───── Material supplied ─────

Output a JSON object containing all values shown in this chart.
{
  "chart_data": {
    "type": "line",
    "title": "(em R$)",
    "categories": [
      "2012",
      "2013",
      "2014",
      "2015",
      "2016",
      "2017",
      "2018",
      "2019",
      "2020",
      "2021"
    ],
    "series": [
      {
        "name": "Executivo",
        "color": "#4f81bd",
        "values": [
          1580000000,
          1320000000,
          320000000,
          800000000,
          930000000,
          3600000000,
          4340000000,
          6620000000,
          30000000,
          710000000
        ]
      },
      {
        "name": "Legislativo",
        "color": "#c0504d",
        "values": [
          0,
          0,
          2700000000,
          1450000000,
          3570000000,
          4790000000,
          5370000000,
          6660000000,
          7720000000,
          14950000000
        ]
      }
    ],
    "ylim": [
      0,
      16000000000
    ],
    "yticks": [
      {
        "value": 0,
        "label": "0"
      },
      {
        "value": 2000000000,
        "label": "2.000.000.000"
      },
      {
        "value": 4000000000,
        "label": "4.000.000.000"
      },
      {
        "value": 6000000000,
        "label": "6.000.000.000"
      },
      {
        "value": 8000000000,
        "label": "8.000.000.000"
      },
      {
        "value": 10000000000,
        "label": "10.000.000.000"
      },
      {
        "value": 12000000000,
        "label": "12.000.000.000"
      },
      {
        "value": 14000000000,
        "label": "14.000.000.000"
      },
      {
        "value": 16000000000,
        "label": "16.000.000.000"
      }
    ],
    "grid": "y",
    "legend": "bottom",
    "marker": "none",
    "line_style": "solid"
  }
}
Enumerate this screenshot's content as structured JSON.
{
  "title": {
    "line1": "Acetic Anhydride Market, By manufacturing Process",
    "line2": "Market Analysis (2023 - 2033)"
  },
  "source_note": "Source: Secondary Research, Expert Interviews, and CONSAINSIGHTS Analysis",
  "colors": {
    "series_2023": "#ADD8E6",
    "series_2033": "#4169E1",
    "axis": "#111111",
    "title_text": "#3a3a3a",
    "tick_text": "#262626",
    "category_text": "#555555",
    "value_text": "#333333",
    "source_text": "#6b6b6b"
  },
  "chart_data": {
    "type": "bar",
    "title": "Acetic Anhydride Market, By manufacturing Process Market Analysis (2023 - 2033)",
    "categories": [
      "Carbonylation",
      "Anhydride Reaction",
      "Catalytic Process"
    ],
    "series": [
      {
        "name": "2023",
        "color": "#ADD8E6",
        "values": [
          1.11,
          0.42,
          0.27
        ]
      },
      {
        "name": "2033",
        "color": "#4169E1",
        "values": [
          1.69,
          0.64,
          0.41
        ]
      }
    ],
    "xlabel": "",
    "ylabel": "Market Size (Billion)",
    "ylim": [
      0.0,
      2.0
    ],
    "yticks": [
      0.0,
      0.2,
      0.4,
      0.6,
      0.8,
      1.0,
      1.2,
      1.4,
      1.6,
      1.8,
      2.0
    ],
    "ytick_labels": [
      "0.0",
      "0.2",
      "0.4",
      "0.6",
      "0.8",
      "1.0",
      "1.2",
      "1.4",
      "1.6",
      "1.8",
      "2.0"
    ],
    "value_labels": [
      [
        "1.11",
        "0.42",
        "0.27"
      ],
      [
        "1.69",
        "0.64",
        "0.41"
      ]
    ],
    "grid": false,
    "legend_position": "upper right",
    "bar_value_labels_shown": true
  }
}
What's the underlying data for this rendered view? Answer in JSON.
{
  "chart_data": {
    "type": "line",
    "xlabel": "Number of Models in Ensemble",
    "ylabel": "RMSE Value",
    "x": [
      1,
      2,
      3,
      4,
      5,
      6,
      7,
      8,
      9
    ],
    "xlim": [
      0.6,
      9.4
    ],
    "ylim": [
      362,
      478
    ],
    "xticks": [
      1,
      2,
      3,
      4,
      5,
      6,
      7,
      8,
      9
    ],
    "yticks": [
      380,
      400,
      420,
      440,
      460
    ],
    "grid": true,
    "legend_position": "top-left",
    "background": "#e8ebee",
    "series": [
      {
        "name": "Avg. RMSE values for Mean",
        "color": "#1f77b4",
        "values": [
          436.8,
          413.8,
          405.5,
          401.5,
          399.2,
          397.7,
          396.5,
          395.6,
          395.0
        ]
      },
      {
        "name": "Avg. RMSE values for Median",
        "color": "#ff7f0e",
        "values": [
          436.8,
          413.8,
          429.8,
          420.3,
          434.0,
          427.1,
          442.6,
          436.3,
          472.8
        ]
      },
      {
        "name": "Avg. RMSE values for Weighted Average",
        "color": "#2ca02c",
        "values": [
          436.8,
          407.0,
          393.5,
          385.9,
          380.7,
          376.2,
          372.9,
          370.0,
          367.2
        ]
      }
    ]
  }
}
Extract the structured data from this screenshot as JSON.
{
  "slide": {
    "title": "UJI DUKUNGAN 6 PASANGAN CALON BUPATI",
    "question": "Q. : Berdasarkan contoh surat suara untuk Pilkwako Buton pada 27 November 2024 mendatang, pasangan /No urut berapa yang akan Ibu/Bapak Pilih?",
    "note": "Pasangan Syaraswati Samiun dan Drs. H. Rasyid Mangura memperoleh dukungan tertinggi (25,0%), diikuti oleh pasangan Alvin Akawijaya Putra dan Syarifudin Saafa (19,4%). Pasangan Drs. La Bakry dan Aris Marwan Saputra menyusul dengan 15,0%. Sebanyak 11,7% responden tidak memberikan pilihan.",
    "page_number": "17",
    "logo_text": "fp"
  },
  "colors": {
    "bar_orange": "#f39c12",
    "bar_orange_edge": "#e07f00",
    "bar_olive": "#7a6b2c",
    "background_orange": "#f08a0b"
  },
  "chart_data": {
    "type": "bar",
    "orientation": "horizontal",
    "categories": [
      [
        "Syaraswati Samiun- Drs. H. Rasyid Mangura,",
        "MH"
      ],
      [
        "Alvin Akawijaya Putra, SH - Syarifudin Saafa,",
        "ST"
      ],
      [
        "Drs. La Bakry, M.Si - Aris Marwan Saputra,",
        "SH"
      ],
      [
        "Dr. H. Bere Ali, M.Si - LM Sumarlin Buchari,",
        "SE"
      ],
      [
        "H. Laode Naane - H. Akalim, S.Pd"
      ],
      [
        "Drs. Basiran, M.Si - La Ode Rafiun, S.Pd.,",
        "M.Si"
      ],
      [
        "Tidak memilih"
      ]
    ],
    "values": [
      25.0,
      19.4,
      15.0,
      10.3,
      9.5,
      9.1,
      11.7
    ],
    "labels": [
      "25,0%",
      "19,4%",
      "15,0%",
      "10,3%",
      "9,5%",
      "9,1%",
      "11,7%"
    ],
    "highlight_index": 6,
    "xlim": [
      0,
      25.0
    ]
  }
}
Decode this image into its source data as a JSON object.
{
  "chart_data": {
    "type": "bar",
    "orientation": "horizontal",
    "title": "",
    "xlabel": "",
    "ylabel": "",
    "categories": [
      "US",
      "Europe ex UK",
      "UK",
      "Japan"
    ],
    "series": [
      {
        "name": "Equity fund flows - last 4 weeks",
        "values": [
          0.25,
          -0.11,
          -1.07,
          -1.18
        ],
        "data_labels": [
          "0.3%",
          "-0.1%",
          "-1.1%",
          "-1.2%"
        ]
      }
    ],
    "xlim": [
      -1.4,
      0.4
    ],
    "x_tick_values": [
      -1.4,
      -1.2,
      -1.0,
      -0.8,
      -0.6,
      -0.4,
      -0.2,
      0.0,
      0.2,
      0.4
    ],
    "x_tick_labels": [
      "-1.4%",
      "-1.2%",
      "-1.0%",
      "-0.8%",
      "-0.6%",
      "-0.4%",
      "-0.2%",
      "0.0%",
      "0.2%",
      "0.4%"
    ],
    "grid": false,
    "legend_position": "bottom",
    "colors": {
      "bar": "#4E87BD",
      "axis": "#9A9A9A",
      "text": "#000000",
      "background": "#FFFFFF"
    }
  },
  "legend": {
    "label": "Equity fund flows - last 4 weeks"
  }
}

─────

* [Task] Report all lines of the data above that include the string "Saafa".

* [Complete response]
    "note": "Pasangan Syaraswati Samiun dan Drs. H. Rasyid Mangura memperoleh dukungan tertinggi (25,0%), diikuti oleh pasangan Alvin Akawijaya Putra dan Syarifudin Saafa (19,4%). Pasangan Drs. La Bakry dan Aris Marwan Saputra menyusul dengan 15,0%. Sebanyak 11,7% responden tidak memberikan pilihan.",
        "Alvin Akawijaya Putra, SH - Syarifudin Saafa,",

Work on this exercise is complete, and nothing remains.